=== WHAT IS REQUIRED ===
Sift the listing for lines that hold the string "JSON" and pull them out.
◆ ◆ ◆ ◆ ◆ ◆ ◆
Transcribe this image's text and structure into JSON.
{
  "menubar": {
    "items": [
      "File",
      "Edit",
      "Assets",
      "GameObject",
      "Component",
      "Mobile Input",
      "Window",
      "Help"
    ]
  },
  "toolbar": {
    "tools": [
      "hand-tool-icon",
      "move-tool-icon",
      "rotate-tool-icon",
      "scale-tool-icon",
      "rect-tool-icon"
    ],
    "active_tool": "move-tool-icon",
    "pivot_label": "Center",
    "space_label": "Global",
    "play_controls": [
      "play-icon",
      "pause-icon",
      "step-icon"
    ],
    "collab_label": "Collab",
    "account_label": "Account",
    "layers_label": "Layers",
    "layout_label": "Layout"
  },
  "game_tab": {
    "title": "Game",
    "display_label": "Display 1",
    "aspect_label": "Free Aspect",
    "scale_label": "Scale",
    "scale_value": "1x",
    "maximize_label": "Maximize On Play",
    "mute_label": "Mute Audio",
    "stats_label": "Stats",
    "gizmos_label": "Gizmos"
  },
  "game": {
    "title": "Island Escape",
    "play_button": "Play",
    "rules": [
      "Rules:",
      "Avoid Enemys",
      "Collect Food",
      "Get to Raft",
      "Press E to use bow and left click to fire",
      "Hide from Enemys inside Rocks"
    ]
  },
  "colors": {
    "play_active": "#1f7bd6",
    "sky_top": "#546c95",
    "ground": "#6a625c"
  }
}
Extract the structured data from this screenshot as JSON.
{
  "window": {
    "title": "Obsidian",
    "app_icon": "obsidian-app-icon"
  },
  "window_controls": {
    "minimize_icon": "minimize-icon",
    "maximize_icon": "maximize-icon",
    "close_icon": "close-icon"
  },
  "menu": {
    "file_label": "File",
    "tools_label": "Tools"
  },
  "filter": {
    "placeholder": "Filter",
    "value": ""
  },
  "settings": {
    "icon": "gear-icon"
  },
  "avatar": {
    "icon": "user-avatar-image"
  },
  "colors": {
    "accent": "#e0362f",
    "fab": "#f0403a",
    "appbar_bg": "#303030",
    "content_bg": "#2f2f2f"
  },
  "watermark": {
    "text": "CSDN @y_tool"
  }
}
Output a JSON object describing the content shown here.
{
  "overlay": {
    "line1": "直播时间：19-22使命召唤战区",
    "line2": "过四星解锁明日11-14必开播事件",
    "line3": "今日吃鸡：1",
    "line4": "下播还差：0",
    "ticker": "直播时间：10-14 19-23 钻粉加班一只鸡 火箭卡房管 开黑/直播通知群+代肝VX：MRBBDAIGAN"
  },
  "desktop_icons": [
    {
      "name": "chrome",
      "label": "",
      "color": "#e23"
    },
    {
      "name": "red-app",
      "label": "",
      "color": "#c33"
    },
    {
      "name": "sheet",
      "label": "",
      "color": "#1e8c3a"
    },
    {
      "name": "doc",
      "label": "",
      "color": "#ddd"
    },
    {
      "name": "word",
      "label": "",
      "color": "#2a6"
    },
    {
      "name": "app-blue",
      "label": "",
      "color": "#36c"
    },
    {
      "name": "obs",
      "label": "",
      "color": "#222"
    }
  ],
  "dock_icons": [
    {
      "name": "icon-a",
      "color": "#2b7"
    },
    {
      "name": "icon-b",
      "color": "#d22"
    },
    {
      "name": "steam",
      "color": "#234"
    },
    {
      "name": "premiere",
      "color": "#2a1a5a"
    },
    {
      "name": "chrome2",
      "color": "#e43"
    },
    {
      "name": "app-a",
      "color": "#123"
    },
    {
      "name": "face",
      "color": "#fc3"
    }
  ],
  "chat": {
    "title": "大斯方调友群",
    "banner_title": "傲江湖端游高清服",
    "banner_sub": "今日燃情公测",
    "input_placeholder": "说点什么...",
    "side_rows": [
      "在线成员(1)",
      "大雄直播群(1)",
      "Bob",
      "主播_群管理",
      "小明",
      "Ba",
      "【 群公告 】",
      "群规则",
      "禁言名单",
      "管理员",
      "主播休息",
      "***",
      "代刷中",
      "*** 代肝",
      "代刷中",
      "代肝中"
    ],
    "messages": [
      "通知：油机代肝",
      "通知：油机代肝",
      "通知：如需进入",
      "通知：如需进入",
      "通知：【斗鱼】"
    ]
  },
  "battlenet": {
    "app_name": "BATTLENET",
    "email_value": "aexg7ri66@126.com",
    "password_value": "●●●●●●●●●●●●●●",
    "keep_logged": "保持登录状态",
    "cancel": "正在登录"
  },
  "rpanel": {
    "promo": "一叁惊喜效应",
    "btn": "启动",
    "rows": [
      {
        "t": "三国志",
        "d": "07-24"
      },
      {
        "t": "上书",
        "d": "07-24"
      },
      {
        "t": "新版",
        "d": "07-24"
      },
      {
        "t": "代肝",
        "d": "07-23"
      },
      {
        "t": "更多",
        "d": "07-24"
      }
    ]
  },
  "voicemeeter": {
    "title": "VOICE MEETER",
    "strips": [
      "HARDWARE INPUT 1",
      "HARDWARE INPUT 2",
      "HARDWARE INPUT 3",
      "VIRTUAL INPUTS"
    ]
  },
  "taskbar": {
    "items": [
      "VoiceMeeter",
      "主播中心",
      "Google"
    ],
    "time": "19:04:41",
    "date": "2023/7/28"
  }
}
◆ ◆ ◆ ◆ ◆ ◆ ◆
=== SOLUTION FOR THIS PROBLEM ===
Transcribe this image's text and structure into JSON.
Extract the structured data from this screenshot as JSON.
Output a JSON object describing the content shown here.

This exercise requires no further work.